[Begin]

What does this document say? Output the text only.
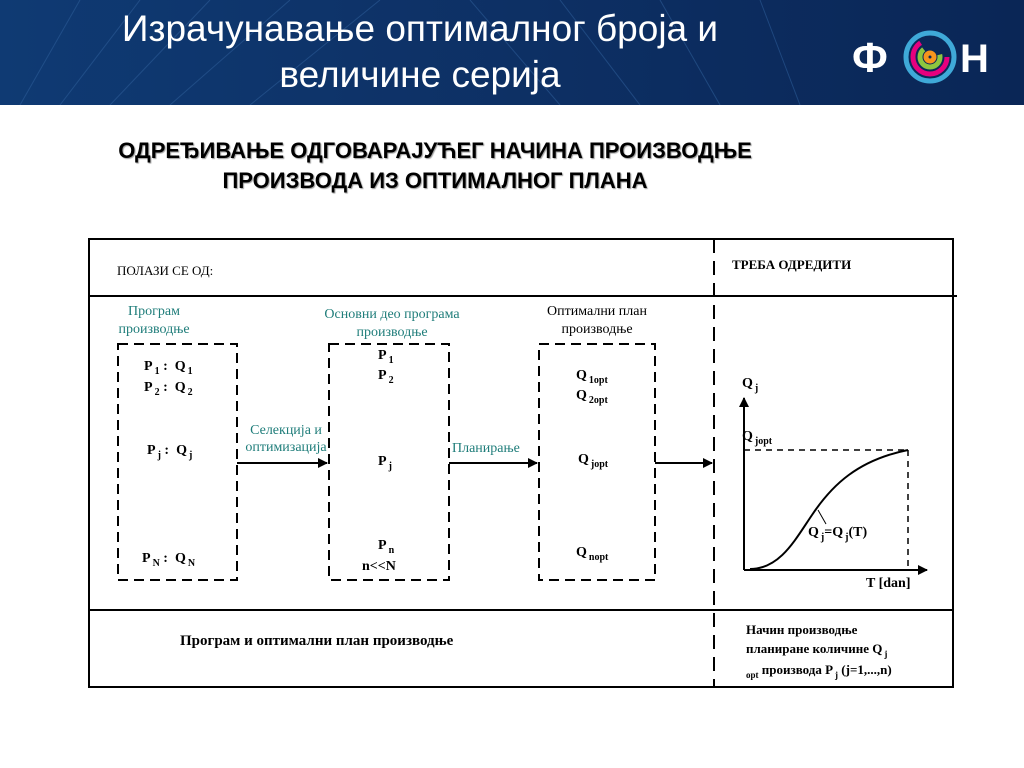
Израчунавање оптималног броја и
величине серија	Ф Н
ОДРЕЂИВАЊЕ ОДГОВАРАЈУЋЕГ НАЧИНА ПРОИЗВОДЊЕ
ПРОИЗВОДА ИЗ ОПТИМАЛНОГ ПЛАНА
ПОЛАЗИ СЕ ОД:	ТРЕБА ОДРЕДИТИ
Програм
производње
P $_1$ : Q $_1$
P $_2$ : Q $_2$
P $_j$ : Q $_j$
P $_N$ : Q $_N$
Селекција и
оптимизација
Основни део програма
производње
P $_1$
P $_2$
P $_j$
P $_n$
n<<N
Планирање
Оптимални план
производње
Q $_{1opt}$
Q $_{2opt}$
Q $_{jopt}$
Q $_{nopt}$
Q $_j$
Q $_{jopt}$
Q $_j$=Q $_j$(T)
T [dan]
Програм и оптимални план производње
Начин производње
планиране количине Q $_j$
$_{opt}$ производа P $_j$ (j=1,...,n)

[End]

### [What is needed]
Without the pictures, print the records in full, exactly as they appear.

### [Right answer]
What does this document say? Output the text only.
Израчунавање оптималног броја и
величине серија	Ф Н
ОДРЕЂИВАЊЕ ОДГОВАРАЈУЋЕГ НАЧИНА ПРОИЗВОДЊЕ
ПРОИЗВОДА ИЗ ОПТИМАЛНОГ ПЛАНА
ПОЛАЗИ СЕ ОД:	ТРЕБА ОДРЕДИТИ
Програм
производње
P $_1$ : Q $_1$
P $_2$ : Q $_2$
P $_j$ : Q $_j$
P $_N$ : Q $_N$
Селекција и
оптимизација
Основни део програма
производње
P $_1$
P $_2$
P $_j$
P $_n$
n<<N
Планирање
Оптимални план
производње
Q $_{1opt}$
Q $_{2opt}$
Q $_{jopt}$
Q $_{nopt}$
Q $_j$
Q $_{jopt}$
Q $_j$=Q $_j$(T)
T [dan]
Програм и оптимални план производње
Начин производње
планиране количине Q $_j$
$_{opt}$ производа P $_j$ (j=1,...,n)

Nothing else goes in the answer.